Data to process:
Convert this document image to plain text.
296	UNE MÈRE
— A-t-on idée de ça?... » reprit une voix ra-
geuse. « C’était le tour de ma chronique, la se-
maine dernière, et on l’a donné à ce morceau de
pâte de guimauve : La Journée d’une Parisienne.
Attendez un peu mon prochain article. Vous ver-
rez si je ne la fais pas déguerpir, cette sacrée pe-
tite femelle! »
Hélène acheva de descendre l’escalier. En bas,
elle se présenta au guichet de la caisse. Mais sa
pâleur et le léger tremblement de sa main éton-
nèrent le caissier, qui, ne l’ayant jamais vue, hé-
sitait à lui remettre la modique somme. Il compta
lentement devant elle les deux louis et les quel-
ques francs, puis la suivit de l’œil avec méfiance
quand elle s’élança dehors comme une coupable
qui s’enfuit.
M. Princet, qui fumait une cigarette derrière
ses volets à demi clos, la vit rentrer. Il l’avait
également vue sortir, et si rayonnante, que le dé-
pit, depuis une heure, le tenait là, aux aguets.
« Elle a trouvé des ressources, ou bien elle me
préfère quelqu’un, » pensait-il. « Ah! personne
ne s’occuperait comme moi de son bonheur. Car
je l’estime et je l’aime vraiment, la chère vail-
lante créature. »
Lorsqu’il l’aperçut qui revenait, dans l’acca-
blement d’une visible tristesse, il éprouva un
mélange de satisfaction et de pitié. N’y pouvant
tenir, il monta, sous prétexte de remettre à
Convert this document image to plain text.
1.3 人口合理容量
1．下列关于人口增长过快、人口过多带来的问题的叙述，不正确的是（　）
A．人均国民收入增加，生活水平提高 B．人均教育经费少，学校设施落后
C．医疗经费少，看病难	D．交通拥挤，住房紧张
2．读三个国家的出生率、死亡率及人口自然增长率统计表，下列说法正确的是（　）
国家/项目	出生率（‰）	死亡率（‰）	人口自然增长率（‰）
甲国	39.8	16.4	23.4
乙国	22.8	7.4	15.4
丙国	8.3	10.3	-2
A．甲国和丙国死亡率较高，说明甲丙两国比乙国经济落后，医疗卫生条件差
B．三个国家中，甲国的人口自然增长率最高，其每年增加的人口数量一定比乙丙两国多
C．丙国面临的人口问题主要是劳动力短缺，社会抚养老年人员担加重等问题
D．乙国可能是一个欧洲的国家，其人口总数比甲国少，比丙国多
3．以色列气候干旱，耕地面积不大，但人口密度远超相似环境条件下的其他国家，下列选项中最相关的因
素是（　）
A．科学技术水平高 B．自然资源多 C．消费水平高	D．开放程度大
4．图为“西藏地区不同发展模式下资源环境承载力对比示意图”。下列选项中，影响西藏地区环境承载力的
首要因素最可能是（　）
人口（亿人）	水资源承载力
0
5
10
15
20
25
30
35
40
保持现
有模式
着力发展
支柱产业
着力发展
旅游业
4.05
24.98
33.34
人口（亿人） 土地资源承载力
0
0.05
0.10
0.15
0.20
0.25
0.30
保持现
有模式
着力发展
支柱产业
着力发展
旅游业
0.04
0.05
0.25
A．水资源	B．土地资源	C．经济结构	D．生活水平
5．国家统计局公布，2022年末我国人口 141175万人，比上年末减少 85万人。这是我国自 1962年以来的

What you have to do: Write the data from above out again, exactly.

Written response:
Convert this document image to plain text.
296	UNE MÈRE
— A-t-on idée de ça?... » reprit une voix ra-
geuse. « C’était le tour de ma chronique, la se-
maine dernière, et on l’a donné à ce morceau de
pâte de guimauve : La Journée d’une Parisienne.
Attendez un peu mon prochain article. Vous ver-
rez si je ne la fais pas déguerpir, cette sacrée pe-
tite femelle! »
Hélène acheva de descendre l’escalier. En bas,
elle se présenta au guichet de la caisse. Mais sa
pâleur et le léger tremblement de sa main éton-
nèrent le caissier, qui, ne l’ayant jamais vue, hé-
sitait à lui remettre la modique somme. Il compta
lentement devant elle les deux louis et les quel-
ques francs, puis la suivit de l’œil avec méfiance
quand elle s’élança dehors comme une coupable
qui s’enfuit.
M. Princet, qui fumait une cigarette derrière
ses volets à demi clos, la vit rentrer. Il l’avait
également vue sortir, et si rayonnante, que le dé-
pit, depuis une heure, le tenait là, aux aguets.
« Elle a trouvé des ressources, ou bien elle me
préfère quelqu’un, » pensait-il. « Ah! personne
ne s’occuperait comme moi de son bonheur. Car
je l’estime et je l’aime vraiment, la chère vail-
lante créature. »
Lorsqu’il l’aperçut qui revenait, dans l’acca-
blement d’une visible tristesse, il éprouva un
mélange de satisfaction et de pitié. N’y pouvant
tenir, il monta, sous prétexte de remettre à
Convert this document image to plain text.
1.3 人口合理容量
1．下列关于人口增长过快、人口过多带来的问题的叙述，不正确的是（　）
A．人均国民收入增加，生活水平提高 B．人均教育经费少，学校设施落后
C．医疗经费少，看病难	D．交通拥挤，住房紧张
2．读三个国家的出生率、死亡率及人口自然增长率统计表，下列说法正确的是（　）
国家/项目	出生率（‰）	死亡率（‰）	人口自然增长率（‰）
甲国	39.8	16.4	23.4
乙国	22.8	7.4	15.4
丙国	8.3	10.3	-2
A．甲国和丙国死亡率较高，说明甲丙两国比乙国经济落后，医疗卫生条件差
B．三个国家中，甲国的人口自然增长率最高，其每年增加的人口数量一定比乙丙两国多
C．丙国面临的人口问题主要是劳动力短缺，社会抚养老年人员担加重等问题
D．乙国可能是一个欧洲的国家，其人口总数比甲国少，比丙国多
3．以色列气候干旱，耕地面积不大，但人口密度远超相似环境条件下的其他国家，下列选项中最相关的因
素是（　）
A．科学技术水平高 B．自然资源多 C．消费水平高	D．开放程度大
4．图为“西藏地区不同发展模式下资源环境承载力对比示意图”。下列选项中，影响西藏地区环境承载力的
首要因素最可能是（　）
人口（亿人）	水资源承载力
0
5
10
15
20
25
30
35
40
保持现
有模式
着力发展
支柱产业
着力发展
旅游业
4.05
24.98
33.34
人口（亿人） 土地资源承载力
0
0.05
0.10
0.15
0.20
0.25
0.30
保持现
有模式
着力发展
支柱产业
着力发展
旅游业
0.04
0.05
0.25
A．水资源	B．土地资源	C．经济结构	D．生活水平
5．国家统计局公布，2022年末我国人口 141175万人，比上年末减少 85万人。这是我国自 1962年以来的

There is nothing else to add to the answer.